Make an exact copy of the lines below.

[Start of Raw data]

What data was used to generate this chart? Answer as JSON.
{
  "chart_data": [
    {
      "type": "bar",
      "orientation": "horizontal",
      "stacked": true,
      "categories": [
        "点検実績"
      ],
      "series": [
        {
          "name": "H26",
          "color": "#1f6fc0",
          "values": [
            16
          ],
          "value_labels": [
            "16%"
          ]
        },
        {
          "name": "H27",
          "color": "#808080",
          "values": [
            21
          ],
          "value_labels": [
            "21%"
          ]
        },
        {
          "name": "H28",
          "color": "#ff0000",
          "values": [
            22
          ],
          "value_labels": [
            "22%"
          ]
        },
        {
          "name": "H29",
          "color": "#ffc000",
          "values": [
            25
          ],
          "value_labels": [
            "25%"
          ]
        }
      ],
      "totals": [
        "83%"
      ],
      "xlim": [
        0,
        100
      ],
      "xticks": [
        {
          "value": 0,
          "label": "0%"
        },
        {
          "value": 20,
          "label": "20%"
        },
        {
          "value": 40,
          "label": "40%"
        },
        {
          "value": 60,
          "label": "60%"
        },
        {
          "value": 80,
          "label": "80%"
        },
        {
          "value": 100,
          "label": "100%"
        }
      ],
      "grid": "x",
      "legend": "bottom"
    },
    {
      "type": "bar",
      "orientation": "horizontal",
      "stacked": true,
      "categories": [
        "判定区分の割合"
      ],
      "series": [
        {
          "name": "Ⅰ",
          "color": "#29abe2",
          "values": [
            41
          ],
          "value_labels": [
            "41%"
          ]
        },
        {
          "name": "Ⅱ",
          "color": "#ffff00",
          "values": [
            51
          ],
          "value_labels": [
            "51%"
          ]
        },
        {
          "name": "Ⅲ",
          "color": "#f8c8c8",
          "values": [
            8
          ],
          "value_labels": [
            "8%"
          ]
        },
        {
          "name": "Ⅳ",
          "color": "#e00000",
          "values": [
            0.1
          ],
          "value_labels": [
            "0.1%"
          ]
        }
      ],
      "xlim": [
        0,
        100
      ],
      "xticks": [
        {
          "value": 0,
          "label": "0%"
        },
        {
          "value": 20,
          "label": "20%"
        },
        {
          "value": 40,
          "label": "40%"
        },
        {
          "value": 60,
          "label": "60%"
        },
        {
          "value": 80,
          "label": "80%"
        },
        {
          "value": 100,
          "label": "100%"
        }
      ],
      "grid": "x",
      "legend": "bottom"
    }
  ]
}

[End of Raw data]

## Result
What data was used to generate this chart? Answer as JSON.
{
  "chart_data": [
    {
      "type": "bar",
      "orientation": "horizontal",
      "stacked": true,
      "categories": [
        "点検実績"
      ],
      "series": [
        {
          "name": "H26",
          "color": "#1f6fc0",
          "values": [
            16
          ],
          "value_labels": [
            "16%"
          ]
        },
        {
          "name": "H27",
          "color": "#808080",
          "values": [
            21
          ],
          "value_labels": [
            "21%"
          ]
        },
        {
          "name": "H28",
          "color": "#ff0000",
          "values": [
            22
          ],
          "value_labels": [
            "22%"
          ]
        },
        {
          "name": "H29",
          "color": "#ffc000",
          "values": [
            25
          ],
          "value_labels": [
            "25%"
          ]
        }
      ],
      "totals": [
        "83%"
      ],
      "xlim": [
        0,
        100
      ],
      "xticks": [
        {
          "value": 0,
          "label": "0%"
        },
        {
          "value": 20,
          "label": "20%"
        },
        {
          "value": 40,
          "label": "40%"
        },
        {
          "value": 60,
          "label": "60%"
        },
        {
          "value": 80,
          "label": "80%"
        },
        {
          "value": 100,
          "label": "100%"
        }
      ],
      "grid": "x",
      "legend": "bottom"
    },
    {
      "type": "bar",
      "orientation": "horizontal",
      "stacked": true,
      "categories": [
        "判定区分の割合"
      ],
      "series": [
        {
          "name": "Ⅰ",
          "color": "#29abe2",
          "values": [
            41
          ],
          "value_labels": [
            "41%"
          ]
        },
        {
          "name": "Ⅱ",
          "color": "#ffff00",
          "values": [
            51
          ],
          "value_labels": [
            "51%"
          ]
        },
        {
          "name": "Ⅲ",
          "color": "#f8c8c8",
          "values": [
            8
          ],
          "value_labels": [
            "8%"
          ]
        },
        {
          "name": "Ⅳ",
          "color": "#e00000",
          "values": [
            0.1
          ],
          "value_labels": [
            "0.1%"
          ]
        }
      ],
      "xlim": [
        0,
        100
      ],
      "xticks": [
        {
          "value": 0,
          "label": "0%"
        },
        {
          "value": 20,
          "label": "20%"
        },
        {
          "value": 40,
          "label": "40%"
        },
        {
          "value": 60,
          "label": "60%"
        },
        {
          "value": 80,
          "label": "80%"
        },
        {
          "value": 100,
          "label": "100%"
        }
      ],
      "grid": "x",
      "legend": "bottom"
    }
  ]
}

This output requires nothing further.